§ To be done: Report each line of the data that has "Seite" somewhere in it.

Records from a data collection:

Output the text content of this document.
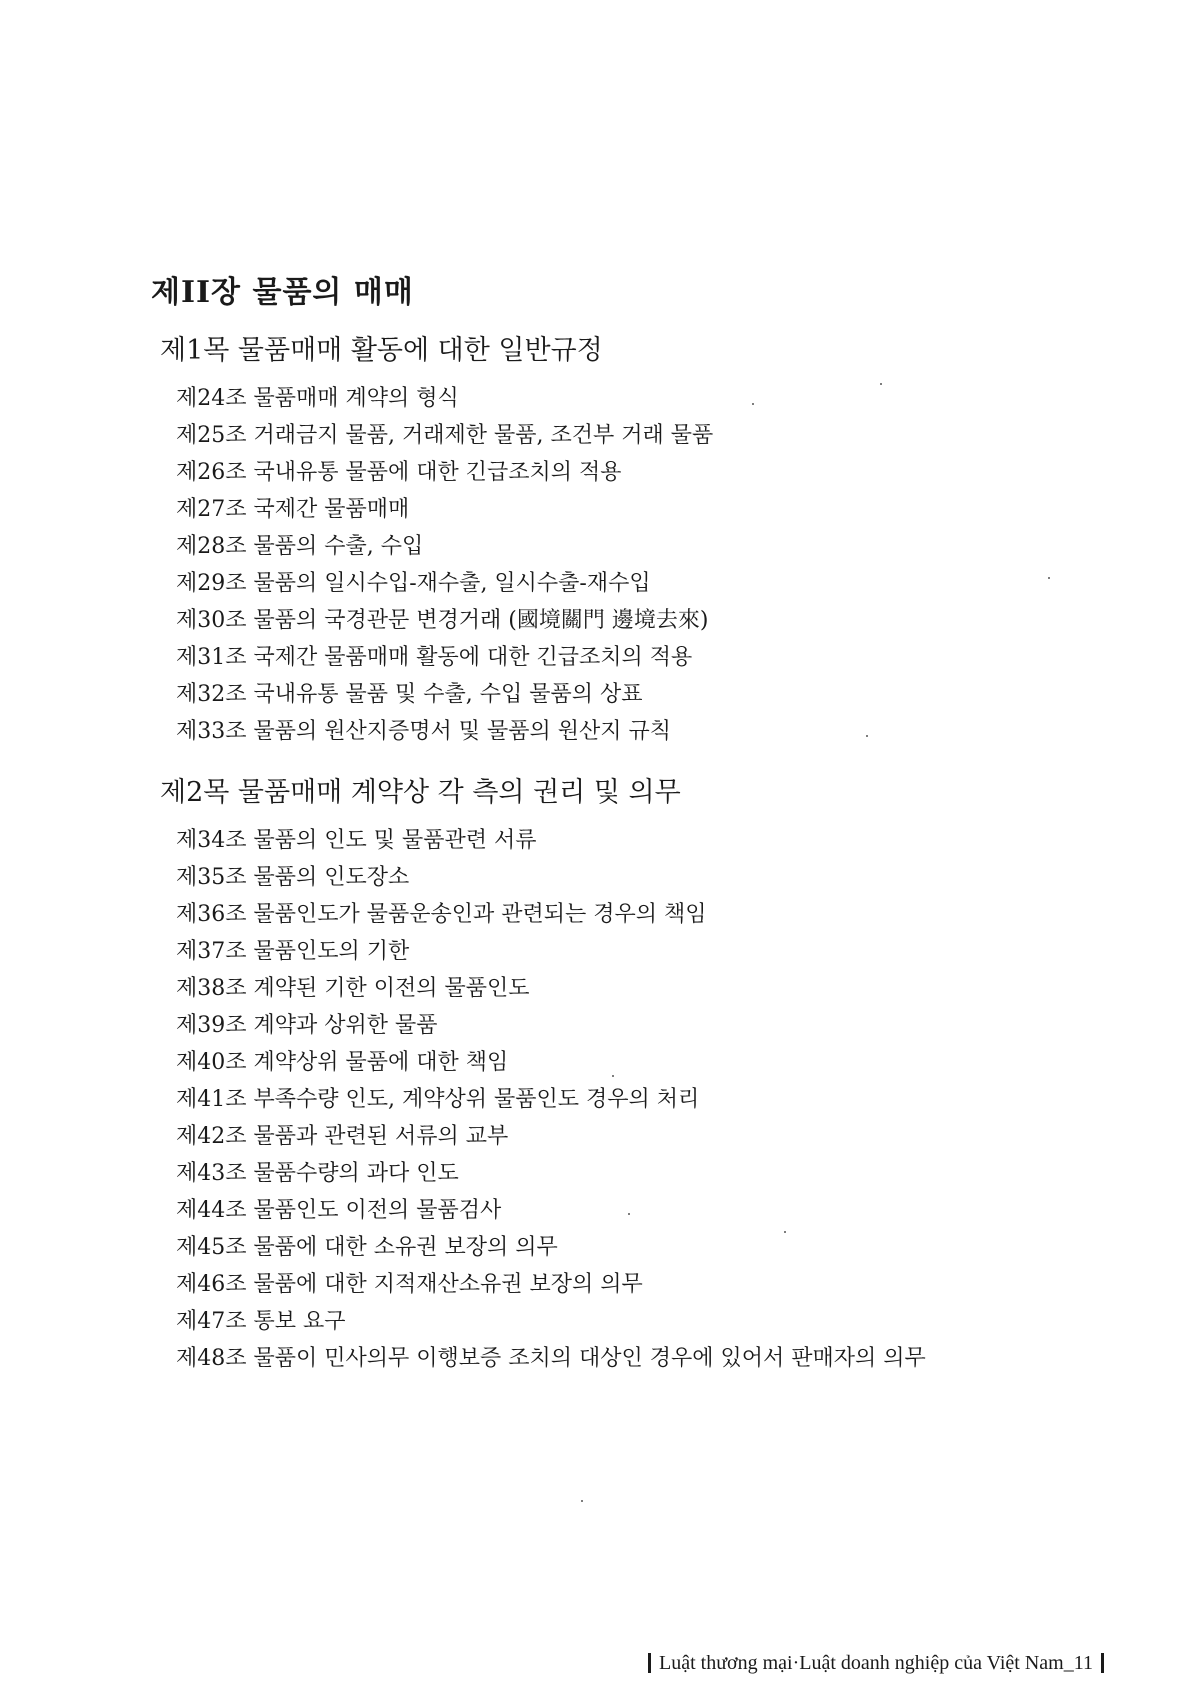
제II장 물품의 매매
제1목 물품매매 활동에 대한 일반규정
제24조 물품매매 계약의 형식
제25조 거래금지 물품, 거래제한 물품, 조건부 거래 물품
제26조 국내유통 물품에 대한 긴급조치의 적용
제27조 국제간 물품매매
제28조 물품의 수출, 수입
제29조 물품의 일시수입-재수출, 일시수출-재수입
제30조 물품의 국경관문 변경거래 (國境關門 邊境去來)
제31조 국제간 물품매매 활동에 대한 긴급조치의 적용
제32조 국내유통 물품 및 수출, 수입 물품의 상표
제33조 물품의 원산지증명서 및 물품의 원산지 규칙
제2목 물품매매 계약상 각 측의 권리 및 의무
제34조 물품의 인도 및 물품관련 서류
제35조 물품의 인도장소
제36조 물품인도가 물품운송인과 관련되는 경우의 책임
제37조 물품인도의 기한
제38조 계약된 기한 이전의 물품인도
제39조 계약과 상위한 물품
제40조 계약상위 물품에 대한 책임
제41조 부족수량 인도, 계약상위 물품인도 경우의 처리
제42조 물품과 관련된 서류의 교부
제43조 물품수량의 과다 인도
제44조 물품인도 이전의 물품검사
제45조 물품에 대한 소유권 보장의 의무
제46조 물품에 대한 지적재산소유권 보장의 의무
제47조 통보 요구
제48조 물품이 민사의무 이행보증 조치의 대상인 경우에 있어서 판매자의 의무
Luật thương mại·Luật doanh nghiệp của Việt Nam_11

--

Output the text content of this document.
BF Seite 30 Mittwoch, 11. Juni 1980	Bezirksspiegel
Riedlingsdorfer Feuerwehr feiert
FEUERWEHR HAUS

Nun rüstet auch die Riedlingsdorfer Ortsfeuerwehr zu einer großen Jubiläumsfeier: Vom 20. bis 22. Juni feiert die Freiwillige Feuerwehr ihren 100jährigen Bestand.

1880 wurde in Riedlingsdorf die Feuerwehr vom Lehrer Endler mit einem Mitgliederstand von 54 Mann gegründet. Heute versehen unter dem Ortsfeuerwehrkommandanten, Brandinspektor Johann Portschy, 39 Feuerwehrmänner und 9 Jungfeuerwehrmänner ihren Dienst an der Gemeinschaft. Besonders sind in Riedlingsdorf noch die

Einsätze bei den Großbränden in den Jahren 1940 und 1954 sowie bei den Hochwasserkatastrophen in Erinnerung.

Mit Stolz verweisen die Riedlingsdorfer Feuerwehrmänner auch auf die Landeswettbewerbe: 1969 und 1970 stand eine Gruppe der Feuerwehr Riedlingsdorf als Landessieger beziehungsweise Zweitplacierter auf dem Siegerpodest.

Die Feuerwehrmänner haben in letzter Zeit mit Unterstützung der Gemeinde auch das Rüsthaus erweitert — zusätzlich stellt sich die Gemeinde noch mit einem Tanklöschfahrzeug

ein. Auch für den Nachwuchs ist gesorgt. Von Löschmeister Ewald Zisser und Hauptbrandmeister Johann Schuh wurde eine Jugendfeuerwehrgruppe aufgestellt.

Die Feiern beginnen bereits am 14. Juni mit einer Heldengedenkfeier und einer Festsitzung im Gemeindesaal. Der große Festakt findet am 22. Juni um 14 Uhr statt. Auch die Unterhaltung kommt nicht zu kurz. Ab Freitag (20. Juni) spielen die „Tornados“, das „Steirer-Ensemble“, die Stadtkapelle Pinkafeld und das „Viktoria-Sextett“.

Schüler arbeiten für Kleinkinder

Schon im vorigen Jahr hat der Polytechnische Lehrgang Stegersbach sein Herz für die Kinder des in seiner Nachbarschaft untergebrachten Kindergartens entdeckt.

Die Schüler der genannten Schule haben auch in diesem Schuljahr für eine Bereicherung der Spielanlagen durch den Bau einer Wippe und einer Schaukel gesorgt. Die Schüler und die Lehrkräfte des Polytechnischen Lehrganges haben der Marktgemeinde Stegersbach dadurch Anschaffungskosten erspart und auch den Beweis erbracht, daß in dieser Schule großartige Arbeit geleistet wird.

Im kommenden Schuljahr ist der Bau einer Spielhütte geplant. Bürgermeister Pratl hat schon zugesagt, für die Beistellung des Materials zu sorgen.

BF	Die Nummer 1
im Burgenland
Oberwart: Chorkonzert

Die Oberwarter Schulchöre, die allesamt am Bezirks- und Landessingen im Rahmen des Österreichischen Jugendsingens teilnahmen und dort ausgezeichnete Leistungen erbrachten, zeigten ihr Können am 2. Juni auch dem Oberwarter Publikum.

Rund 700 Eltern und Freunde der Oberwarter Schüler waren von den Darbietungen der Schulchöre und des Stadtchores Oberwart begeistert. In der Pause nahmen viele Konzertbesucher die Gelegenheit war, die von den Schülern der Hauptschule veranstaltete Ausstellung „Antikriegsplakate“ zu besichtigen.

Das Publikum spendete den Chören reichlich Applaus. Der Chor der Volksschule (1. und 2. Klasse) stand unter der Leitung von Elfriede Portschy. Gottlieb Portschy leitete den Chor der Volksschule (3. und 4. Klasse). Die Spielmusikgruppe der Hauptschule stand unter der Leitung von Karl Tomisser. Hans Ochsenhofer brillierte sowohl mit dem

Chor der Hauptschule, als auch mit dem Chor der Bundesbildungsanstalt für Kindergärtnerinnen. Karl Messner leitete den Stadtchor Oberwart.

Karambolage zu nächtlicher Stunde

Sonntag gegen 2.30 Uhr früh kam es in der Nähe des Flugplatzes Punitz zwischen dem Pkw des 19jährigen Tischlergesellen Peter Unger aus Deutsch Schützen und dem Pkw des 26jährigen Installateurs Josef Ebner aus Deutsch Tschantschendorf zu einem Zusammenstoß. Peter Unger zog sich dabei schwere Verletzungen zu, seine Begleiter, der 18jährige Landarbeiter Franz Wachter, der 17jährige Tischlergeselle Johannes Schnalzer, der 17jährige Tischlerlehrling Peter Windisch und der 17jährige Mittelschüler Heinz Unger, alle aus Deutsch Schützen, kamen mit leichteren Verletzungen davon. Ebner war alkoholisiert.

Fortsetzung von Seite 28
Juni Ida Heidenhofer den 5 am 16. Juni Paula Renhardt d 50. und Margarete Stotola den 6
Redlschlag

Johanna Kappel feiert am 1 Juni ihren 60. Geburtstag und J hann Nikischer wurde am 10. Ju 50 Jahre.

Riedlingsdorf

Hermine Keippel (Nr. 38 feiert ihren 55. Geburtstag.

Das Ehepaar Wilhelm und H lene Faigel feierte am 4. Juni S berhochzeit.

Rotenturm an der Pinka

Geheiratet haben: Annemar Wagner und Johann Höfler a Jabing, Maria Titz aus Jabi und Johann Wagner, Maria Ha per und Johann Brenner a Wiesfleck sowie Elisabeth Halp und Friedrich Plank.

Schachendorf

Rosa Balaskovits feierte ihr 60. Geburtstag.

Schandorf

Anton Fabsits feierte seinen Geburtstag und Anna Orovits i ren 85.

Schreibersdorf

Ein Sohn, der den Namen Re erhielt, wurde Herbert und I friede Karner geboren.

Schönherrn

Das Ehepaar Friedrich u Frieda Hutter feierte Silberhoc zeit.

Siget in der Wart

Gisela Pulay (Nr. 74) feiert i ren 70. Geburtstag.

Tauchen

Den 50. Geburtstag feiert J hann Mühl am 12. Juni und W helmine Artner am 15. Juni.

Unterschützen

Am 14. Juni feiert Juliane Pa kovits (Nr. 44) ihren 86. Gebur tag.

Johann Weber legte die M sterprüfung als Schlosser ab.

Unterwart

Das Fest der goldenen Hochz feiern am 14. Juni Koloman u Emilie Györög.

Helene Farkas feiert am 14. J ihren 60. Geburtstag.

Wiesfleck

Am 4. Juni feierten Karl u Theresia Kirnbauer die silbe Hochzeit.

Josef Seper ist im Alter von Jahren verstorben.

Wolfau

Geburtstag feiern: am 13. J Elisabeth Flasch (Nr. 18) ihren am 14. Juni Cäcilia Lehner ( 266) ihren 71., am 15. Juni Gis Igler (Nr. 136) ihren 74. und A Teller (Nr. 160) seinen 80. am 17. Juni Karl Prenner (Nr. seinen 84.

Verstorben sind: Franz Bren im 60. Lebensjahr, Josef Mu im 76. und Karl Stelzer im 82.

§ The output:
BF Seite 30 Mittwoch, 11. Juni 1980	Bezirksspiegel
Fortsetzung von Seite 28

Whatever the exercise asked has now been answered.